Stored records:
• • • • • • •

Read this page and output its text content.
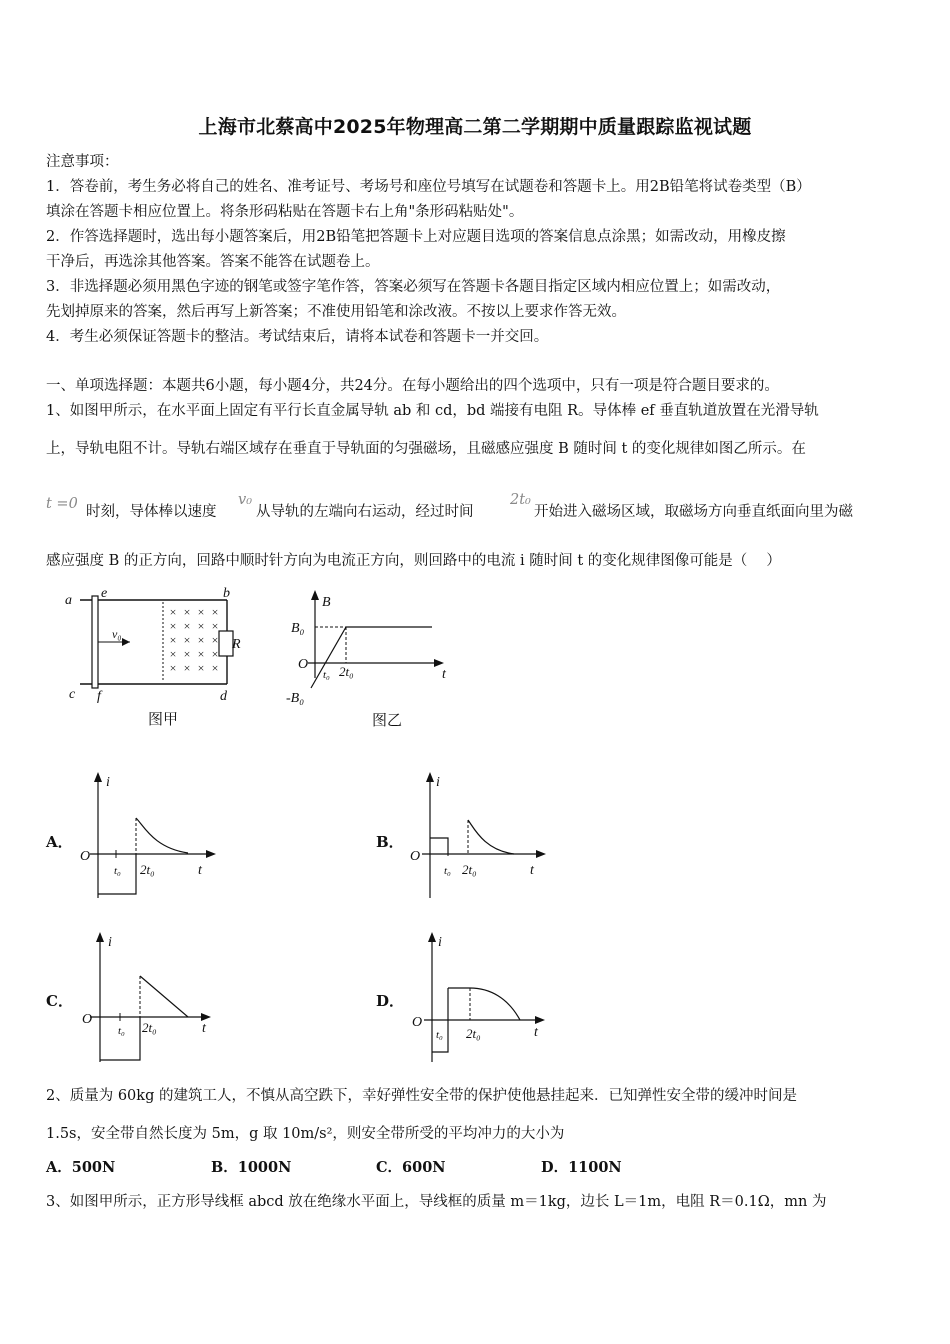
上海市北蔡高中2025年物理高二第二学期期中质量跟踪监视试题
注意事项：
1．答卷前，考生务必将自己的姓名、准考证号、考场号和座位号填写在试题卷和答题卡上。用2B铅笔将试卷类型（B）
填涂在答题卡相应位置上。将条形码粘贴在答题卡右上角"条形码粘贴处"。
2．作答选择题时，选出每小题答案后，用2B铅笔把答题卡上对应题目选项的答案信息点涂黑；如需改动，用橡皮擦
干净后，再选涂其他答案。答案不能答在试题卷上。
3．非选择题必须用黑色字迹的钢笔或签字笔作答，答案必须写在答题卡各题目指定区域内相应位置上；如需改动，
先划掉原来的答案，然后再写上新答案；不准使用铅笔和涂改液。不按以上要求作答无效。
4．考生必须保证答题卡的整洁。考试结束后，请将本试卷和答题卡一并交回。
一、单项选择题：本题共6小题，每小题4分，共24分。在每小题给出的四个选项中，只有一项是符合题目要求的。
1、如图甲所示，在水平面上固定有平行长直金属导轨 ab 和 cd，bd 端接有电阻 R。导体棒 ef 垂直轨道放置在光滑导轨
上，导轨电阻不计。导轨右端区域存在垂直于导轨面的匀强磁场，且磁感应强度 B 随时间 t 的变化规律如图乙所示。在
t =0 时刻，导体棒以速度
v₀
从导轨的左端向右运动，经过时间
2t₀
开始进入磁场区域，取磁场方向垂直纸面向里为磁
感应强度 B 的正方向，回路中顺时针方向为电流正方向，则回路中的电流 i 随时间 t 的变化规律图像可能是（　 ）
× × × ×
× × × ×
× × × ×
× × × ×
× × × ×
a e	b
c f	d
R
v₀
图甲
B
B₀
O
-B₀
t
t₀ 2t₀
图乙
A．
i
O
t
t₀ 2t₀
B．
i
O
t
t₀ 2t₀
C．
i
O
t
t₀ 2t₀
D．
i
O
t
t₀ 2t₀
2、质量为 60kg 的建筑工人，不慎从高空跌下，幸好弹性安全带的保护使他悬挂起来．已知弹性安全带的缓冲时间是
1.5s，安全带自然长度为 5m，g 取 10m/s²，则安全带所受的平均冲力的大小为
A．500N	B．1000N	C．600N	D．1100N
3、如图甲所示，正方形导线框 abcd 放在绝缘水平面上，导线框的质量 m＝1kg，边长 L＝1m，电阻 R＝0.1Ω，mn 为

• • • • • • •

WRITTEN INSTRUCTION:
From the data above, copy each line that holds "如图甲所示".

TASK SOLUTION:
1、如图甲所示，在水平面上固定有平行长直金属导轨 ab 和 cd，bd 端接有电阻 R。导体棒 ef 垂直轨道放置在光滑导轨
3、如图甲所示，正方形导线框 abcd 放在绝缘水平面上，导线框的质量 m＝1kg，边长 L＝1m，电阻 R＝0.1Ω，mn 为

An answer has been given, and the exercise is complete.